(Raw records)
•••
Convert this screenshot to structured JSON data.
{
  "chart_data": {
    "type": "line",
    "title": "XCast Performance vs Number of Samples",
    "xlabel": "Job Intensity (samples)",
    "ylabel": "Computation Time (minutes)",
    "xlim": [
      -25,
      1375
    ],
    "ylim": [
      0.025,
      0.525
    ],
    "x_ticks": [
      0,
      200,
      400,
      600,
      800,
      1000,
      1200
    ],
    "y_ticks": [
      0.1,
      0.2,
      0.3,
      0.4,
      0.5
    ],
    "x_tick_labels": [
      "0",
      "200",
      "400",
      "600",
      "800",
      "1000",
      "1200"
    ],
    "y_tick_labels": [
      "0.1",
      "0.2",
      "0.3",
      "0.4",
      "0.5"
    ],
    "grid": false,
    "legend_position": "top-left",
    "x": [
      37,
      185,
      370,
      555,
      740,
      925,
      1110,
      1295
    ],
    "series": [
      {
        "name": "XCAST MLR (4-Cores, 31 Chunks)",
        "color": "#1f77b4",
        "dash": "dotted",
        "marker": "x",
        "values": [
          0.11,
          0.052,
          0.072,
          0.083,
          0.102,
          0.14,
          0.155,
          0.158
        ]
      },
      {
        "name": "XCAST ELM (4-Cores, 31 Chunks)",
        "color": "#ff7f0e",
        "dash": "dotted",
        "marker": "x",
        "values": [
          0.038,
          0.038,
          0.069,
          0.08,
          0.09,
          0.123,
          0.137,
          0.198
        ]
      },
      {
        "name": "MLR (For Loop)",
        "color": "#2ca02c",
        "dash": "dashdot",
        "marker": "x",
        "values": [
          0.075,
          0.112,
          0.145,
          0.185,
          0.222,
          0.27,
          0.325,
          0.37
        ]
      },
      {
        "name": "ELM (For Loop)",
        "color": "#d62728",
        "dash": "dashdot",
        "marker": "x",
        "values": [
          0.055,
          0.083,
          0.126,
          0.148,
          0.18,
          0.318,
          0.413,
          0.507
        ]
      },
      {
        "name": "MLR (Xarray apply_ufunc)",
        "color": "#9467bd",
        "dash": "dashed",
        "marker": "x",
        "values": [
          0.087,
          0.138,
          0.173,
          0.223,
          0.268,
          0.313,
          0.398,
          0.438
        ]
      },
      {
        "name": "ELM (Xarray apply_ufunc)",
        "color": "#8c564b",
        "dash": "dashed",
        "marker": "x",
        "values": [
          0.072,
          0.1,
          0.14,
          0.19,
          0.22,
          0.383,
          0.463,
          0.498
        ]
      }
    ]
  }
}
•••
▶ **Directive**:
Output every record above exactly as it appears.

▶ **Response below**:
Convert this screenshot to structured JSON data.
{
  "chart_data": {
    "type": "line",
    "title": "XCast Performance vs Number of Samples",
    "xlabel": "Job Intensity (samples)",
    "ylabel": "Computation Time (minutes)",
    "xlim": [
      -25,
      1375
    ],
    "ylim": [
      0.025,
      0.525
    ],
    "x_ticks": [
      0,
      200,
      400,
      600,
      800,
      1000,
      1200
    ],
    "y_ticks": [
      0.1,
      0.2,
      0.3,
      0.4,
      0.5
    ],
    "x_tick_labels": [
      "0",
      "200",
      "400",
      "600",
      "800",
      "1000",
      "1200"
    ],
    "y_tick_labels": [
      "0.1",
      "0.2",
      "0.3",
      "0.4",
      "0.5"
    ],
    "grid": false,
    "legend_position": "top-left",
    "x": [
      37,
      185,
      370,
      555,
      740,
      925,
      1110,
      1295
    ],
    "series": [
      {
        "name": "XCAST MLR (4-Cores, 31 Chunks)",
        "color": "#1f77b4",
        "dash": "dotted",
        "marker": "x",
        "values": [
          0.11,
          0.052,
          0.072,
          0.083,
          0.102,
          0.14,
          0.155,
          0.158
        ]
      },
      {
        "name": "XCAST ELM (4-Cores, 31 Chunks)",
        "color": "#ff7f0e",
        "dash": "dotted",
        "marker": "x",
        "values": [
          0.038,
          0.038,
          0.069,
          0.08,
          0.09,
          0.123,
          0.137,
          0.198
        ]
      },
      {
        "name": "MLR (For Loop)",
        "color": "#2ca02c",
        "dash": "dashdot",
        "marker": "x",
        "values": [
          0.075,
          0.112,
          0.145,
          0.185,
          0.222,
          0.27,
          0.325,
          0.37
        ]
      },
      {
        "name": "ELM (For Loop)",
        "color": "#d62728",
        "dash": "dashdot",
        "marker": "x",
        "values": [
          0.055,
          0.083,
          0.126,
          0.148,
          0.18,
          0.318,
          0.413,
          0.507
        ]
      },
      {
        "name": "MLR (Xarray apply_ufunc)",
        "color": "#9467bd",
        "dash": "dashed",
        "marker": "x",
        "values": [
          0.087,
          0.138,
          0.173,
          0.223,
          0.268,
          0.313,
          0.398,
          0.438
        ]
      },
      {
        "name": "ELM (Xarray apply_ufunc)",
        "color": "#8c564b",
        "dash": "dashed",
        "marker": "x",
        "values": [
          0.072,
          0.1,
          0.14,
          0.19,
          0.22,
          0.383,
          0.463,
          0.498
        ]
      }
    ]
  }
}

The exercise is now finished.